Written request
Transcribe the listing below word for word.

Extracted records
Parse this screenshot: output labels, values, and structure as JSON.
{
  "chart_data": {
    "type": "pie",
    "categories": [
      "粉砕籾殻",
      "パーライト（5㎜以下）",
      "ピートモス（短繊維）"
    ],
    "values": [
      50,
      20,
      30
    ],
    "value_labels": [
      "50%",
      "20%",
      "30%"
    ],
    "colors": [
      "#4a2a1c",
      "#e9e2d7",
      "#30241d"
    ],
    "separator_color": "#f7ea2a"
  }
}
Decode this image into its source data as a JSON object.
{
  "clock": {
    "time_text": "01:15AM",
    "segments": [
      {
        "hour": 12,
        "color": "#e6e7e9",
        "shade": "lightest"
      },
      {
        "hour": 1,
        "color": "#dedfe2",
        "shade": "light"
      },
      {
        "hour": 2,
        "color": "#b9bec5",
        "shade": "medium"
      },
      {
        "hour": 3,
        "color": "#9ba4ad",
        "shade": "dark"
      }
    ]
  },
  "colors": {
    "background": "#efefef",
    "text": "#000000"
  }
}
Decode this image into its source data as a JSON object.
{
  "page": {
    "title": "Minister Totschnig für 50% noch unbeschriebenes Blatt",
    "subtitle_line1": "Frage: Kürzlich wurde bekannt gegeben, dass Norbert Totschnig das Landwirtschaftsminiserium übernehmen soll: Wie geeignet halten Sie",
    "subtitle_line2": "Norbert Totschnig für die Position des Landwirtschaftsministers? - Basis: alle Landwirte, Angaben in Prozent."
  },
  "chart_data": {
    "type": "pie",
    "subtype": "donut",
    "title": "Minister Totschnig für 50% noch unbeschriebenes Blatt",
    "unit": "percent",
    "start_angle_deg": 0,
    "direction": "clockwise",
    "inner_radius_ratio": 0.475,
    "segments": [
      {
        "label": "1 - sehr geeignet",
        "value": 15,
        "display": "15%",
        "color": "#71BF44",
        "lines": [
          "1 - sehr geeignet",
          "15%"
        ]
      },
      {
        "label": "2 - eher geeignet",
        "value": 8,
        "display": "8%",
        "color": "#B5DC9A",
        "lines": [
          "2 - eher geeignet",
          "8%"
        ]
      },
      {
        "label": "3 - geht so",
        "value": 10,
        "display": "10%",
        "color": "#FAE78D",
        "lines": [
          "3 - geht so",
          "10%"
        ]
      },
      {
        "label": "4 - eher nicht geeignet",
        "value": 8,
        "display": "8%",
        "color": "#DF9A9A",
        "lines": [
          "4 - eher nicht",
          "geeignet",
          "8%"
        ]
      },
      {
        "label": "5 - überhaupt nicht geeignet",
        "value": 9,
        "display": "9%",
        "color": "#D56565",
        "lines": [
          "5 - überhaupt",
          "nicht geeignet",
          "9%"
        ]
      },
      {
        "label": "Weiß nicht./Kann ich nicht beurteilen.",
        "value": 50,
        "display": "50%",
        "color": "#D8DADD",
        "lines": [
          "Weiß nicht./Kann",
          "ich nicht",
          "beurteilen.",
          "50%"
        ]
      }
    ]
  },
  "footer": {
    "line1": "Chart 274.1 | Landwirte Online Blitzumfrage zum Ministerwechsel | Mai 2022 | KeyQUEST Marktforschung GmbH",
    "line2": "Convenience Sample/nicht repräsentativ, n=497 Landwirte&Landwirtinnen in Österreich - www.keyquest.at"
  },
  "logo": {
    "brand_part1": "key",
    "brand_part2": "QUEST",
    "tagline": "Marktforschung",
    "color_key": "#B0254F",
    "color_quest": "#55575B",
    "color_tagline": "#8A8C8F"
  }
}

Right answer
Parse this screenshot: output labels, values, and structure as JSON.
{
  "chart_data": {
    "type": "pie",
    "categories": [
      "粉砕籾殻",
      "パーライト（5㎜以下）",
      "ピートモス（短繊維）"
    ],
    "values": [
      50,
      20,
      30
    ],
    "value_labels": [
      "50%",
      "20%",
      "30%"
    ],
    "colors": [
      "#4a2a1c",
      "#e9e2d7",
      "#30241d"
    ],
    "separator_color": "#f7ea2a"
  }
}
Decode this image into its source data as a JSON object.
{
  "clock": {
    "time_text": "01:15AM",
    "segments": [
      {
        "hour": 12,
        "color": "#e6e7e9",
        "shade": "lightest"
      },
      {
        "hour": 1,
        "color": "#dedfe2",
        "shade": "light"
      },
      {
        "hour": 2,
        "color": "#b9bec5",
        "shade": "medium"
      },
      {
        "hour": 3,
        "color": "#9ba4ad",
        "shade": "dark"
      }
    ]
  },
  "colors": {
    "background": "#efefef",
    "text": "#000000"
  }
}
Decode this image into its source data as a JSON object.
{
  "page": {
    "title": "Minister Totschnig für 50% noch unbeschriebenes Blatt",
    "subtitle_line1": "Frage: Kürzlich wurde bekannt gegeben, dass Norbert Totschnig das Landwirtschaftsminiserium übernehmen soll: Wie geeignet halten Sie",
    "subtitle_line2": "Norbert Totschnig für die Position des Landwirtschaftsministers? - Basis: alle Landwirte, Angaben in Prozent."
  },
  "chart_data": {
    "type": "pie",
    "subtype": "donut",
    "title": "Minister Totschnig für 50% noch unbeschriebenes Blatt",
    "unit": "percent",
    "start_angle_deg": 0,
    "direction": "clockwise",
    "inner_radius_ratio": 0.475,
    "segments": [
      {
        "label": "1 - sehr geeignet",
        "value": 15,
        "display": "15%",
        "color": "#71BF44",
        "lines": [
          "1 - sehr geeignet",
          "15%"
        ]
      },
      {
        "label": "2 - eher geeignet",
        "value": 8,
        "display": "8%",
        "color": "#B5DC9A",
        "lines": [
          "2 - eher geeignet",
          "8%"
        ]
      },
      {
        "label": "3 - geht so",
        "value": 10,
        "display": "10%",
        "color": "#FAE78D",
        "lines": [
          "3 - geht so",
          "10%"
        ]
      },
      {
        "label": "4 - eher nicht geeignet",
        "value": 8,
        "display": "8%",
        "color": "#DF9A9A",
        "lines": [
          "4 - eher nicht",
          "geeignet",
          "8%"
        ]
      },
      {
        "label": "5 - überhaupt nicht geeignet",
        "value": 9,
        "display": "9%",
        "color": "#D56565",
        "lines": [
          "5 - überhaupt",
          "nicht geeignet",
          "9%"
        ]
      },
      {
        "label": "Weiß nicht./Kann ich nicht beurteilen.",
        "value": 50,
        "display": "50%",
        "color": "#D8DADD",
        "lines": [
          "Weiß nicht./Kann",
          "ich nicht",
          "beurteilen.",
          "50%"
        ]
      }
    ]
  },
  "footer": {
    "line1": "Chart 274.1 | Landwirte Online Blitzumfrage zum Ministerwechsel | Mai 2022 | KeyQUEST Marktforschung GmbH",
    "line2": "Convenience Sample/nicht repräsentativ, n=497 Landwirte&Landwirtinnen in Österreich - www.keyquest.at"
  },
  "logo": {
    "brand_part1": "key",
    "brand_part2": "QUEST",
    "tagline": "Marktforschung",
    "color_key": "#B0254F",
    "color_quest": "#55575B",
    "color_tagline": "#8A8C8F"
  }
}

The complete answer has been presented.